(Votre objectif):
Mettez à jour cette liste en remplaçant partout « candle-body » par « candle-rect », sans rien modifier d'autre, s'il vous plaît.

----- Entrées de données

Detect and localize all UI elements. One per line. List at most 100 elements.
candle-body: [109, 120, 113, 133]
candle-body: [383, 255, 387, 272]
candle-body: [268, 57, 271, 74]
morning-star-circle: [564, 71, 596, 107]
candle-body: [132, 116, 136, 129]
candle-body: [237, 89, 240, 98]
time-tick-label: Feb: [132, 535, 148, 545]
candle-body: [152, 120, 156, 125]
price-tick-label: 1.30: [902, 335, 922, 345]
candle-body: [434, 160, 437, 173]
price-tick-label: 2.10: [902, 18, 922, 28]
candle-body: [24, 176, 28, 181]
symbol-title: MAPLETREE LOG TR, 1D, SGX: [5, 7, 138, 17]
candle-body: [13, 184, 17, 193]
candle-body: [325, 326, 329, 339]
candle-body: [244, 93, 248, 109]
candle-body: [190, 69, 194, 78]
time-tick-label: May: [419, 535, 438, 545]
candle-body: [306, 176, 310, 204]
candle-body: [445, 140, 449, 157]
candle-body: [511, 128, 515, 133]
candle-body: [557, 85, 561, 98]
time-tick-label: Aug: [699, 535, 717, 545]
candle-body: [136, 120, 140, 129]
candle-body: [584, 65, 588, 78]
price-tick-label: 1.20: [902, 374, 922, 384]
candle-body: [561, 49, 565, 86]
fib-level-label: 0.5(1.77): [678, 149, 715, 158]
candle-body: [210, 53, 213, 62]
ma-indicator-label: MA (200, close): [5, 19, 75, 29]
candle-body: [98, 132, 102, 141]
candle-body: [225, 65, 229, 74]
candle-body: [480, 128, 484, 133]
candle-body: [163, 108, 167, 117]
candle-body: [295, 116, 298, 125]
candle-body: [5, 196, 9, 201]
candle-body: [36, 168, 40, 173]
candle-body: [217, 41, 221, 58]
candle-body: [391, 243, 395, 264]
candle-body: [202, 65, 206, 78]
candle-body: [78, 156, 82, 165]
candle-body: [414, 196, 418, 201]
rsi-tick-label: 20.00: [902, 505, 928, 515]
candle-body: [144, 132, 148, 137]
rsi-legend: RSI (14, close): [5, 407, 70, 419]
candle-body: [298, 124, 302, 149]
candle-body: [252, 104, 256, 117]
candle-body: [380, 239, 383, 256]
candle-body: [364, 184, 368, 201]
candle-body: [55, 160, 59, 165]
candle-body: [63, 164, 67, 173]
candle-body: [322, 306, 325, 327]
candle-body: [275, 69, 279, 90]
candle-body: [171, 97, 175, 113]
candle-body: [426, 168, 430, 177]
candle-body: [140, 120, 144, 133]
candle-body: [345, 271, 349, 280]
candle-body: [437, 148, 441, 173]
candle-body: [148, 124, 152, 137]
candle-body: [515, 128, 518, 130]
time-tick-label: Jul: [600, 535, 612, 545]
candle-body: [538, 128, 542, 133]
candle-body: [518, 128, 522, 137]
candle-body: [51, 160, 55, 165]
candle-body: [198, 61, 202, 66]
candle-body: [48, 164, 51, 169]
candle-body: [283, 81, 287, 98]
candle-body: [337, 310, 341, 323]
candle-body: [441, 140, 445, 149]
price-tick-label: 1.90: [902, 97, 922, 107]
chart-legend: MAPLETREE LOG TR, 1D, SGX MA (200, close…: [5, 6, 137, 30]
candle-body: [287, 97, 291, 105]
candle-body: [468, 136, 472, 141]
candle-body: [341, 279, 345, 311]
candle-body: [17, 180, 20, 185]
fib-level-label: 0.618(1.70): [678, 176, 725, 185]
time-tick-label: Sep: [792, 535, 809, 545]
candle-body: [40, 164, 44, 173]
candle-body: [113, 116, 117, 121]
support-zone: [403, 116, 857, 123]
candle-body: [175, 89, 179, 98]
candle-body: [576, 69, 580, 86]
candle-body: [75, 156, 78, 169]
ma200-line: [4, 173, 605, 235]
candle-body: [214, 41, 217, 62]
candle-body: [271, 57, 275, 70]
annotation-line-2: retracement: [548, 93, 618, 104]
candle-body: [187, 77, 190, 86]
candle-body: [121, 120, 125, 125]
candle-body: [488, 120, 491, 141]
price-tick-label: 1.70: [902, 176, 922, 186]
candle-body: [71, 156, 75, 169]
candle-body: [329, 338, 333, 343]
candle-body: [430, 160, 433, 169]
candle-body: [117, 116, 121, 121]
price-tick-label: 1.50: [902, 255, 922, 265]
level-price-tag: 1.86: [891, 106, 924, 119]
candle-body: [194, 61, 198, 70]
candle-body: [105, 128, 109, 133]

----------

(Résultat complet):
Detect and localize all UI elements. One per line. List at most 100 elements.
candle-rect: [109, 120, 113, 133]
candle-rect: [383, 255, 387, 272]
candle-rect: [268, 57, 271, 74]
morning-star-circle: [564, 71, 596, 107]
candle-rect: [132, 116, 136, 129]
candle-rect: [237, 89, 240, 98]
time-tick-label: Feb: [132, 535, 148, 545]
candle-rect: [152, 120, 156, 125]
price-tick-label: 1.30: [902, 335, 922, 345]
candle-rect: [434, 160, 437, 173]
price-tick-label: 2.10: [902, 18, 922, 28]
candle-rect: [24, 176, 28, 181]
symbol-title: MAPLETREE LOG TR, 1D, SGX: [5, 7, 138, 17]
candle-rect: [13, 184, 17, 193]
candle-rect: [325, 326, 329, 339]
candle-rect: [244, 93, 248, 109]
candle-rect: [190, 69, 194, 78]
time-tick-label: May: [419, 535, 438, 545]
candle-rect: [306, 176, 310, 204]
candle-rect: [445, 140, 449, 157]
candle-rect: [511, 128, 515, 133]
candle-rect: [557, 85, 561, 98]
time-tick-label: Aug: [699, 535, 717, 545]
candle-rect: [136, 120, 140, 129]
candle-rect: [584, 65, 588, 78]
price-tick-label: 1.20: [902, 374, 922, 384]
candle-rect: [561, 49, 565, 86]
fib-level-label: 0.5(1.77): [678, 149, 715, 158]
candle-rect: [210, 53, 213, 62]
ma-indicator-label: MA (200, close): [5, 19, 75, 29]
candle-rect: [98, 132, 102, 141]
candle-rect: [225, 65, 229, 74]
candle-rect: [480, 128, 484, 133]
candle-rect: [163, 108, 167, 117]
candle-rect: [295, 116, 298, 125]
candle-rect: [5, 196, 9, 201]
candle-rect: [36, 168, 40, 173]
candle-rect: [217, 41, 221, 58]
candle-rect: [391, 243, 395, 264]
candle-rect: [202, 65, 206, 78]
candle-rect: [78, 156, 82, 165]
candle-rect: [414, 196, 418, 201]
rsi-tick-label: 20.00: [902, 505, 928, 515]
candle-rect: [144, 132, 148, 137]
rsi-legend: RSI (14, close): [5, 407, 70, 419]
candle-rect: [298, 124, 302, 149]
candle-rect: [252, 104, 256, 117]
candle-rect: [380, 239, 383, 256]
candle-rect: [364, 184, 368, 201]
candle-rect: [55, 160, 59, 165]
candle-rect: [63, 164, 67, 173]
candle-rect: [322, 306, 325, 327]
candle-rect: [275, 69, 279, 90]
candle-rect: [171, 97, 175, 113]
candle-rect: [426, 168, 430, 177]
candle-rect: [140, 120, 144, 133]
candle-rect: [345, 271, 349, 280]
candle-rect: [437, 148, 441, 173]
candle-rect: [148, 124, 152, 137]
candle-rect: [515, 128, 518, 130]
time-tick-label: Jul: [600, 535, 612, 545]
candle-rect: [538, 128, 542, 133]
candle-rect: [518, 128, 522, 137]
candle-rect: [51, 160, 55, 165]
candle-rect: [198, 61, 202, 66]
candle-rect: [48, 164, 51, 169]
candle-rect: [283, 81, 287, 98]
candle-rect: [337, 310, 341, 323]
candle-rect: [441, 140, 445, 149]
price-tick-label: 1.90: [902, 97, 922, 107]
chart-legend: MAPLETREE LOG TR, 1D, SGX MA (200, close…: [5, 6, 137, 30]
candle-rect: [287, 97, 291, 105]
candle-rect: [468, 136, 472, 141]
candle-rect: [341, 279, 345, 311]
candle-rect: [17, 180, 20, 185]
fib-level-label: 0.618(1.70): [678, 176, 725, 185]
time-tick-label: Sep: [792, 535, 809, 545]
candle-rect: [40, 164, 44, 173]
candle-rect: [113, 116, 117, 121]
support-zone: [403, 116, 857, 123]
candle-rect: [175, 89, 179, 98]
candle-rect: [576, 69, 580, 86]
candle-rect: [75, 156, 78, 169]
ma200-line: [4, 173, 605, 235]
candle-rect: [214, 41, 217, 62]
candle-rect: [271, 57, 275, 70]
annotation-line-2: retracement: [548, 93, 618, 104]
candle-rect: [187, 77, 190, 86]
candle-rect: [121, 120, 125, 125]
candle-rect: [488, 120, 491, 141]
price-tick-label: 1.70: [902, 176, 922, 186]
candle-rect: [71, 156, 75, 169]
candle-rect: [329, 338, 333, 343]
candle-rect: [430, 160, 433, 169]
candle-rect: [117, 116, 121, 121]
price-tick-label: 1.50: [902, 255, 922, 265]
level-price-tag: 1.86: [891, 106, 924, 119]
candle-rect: [194, 61, 198, 70]
candle-rect: [105, 128, 109, 133]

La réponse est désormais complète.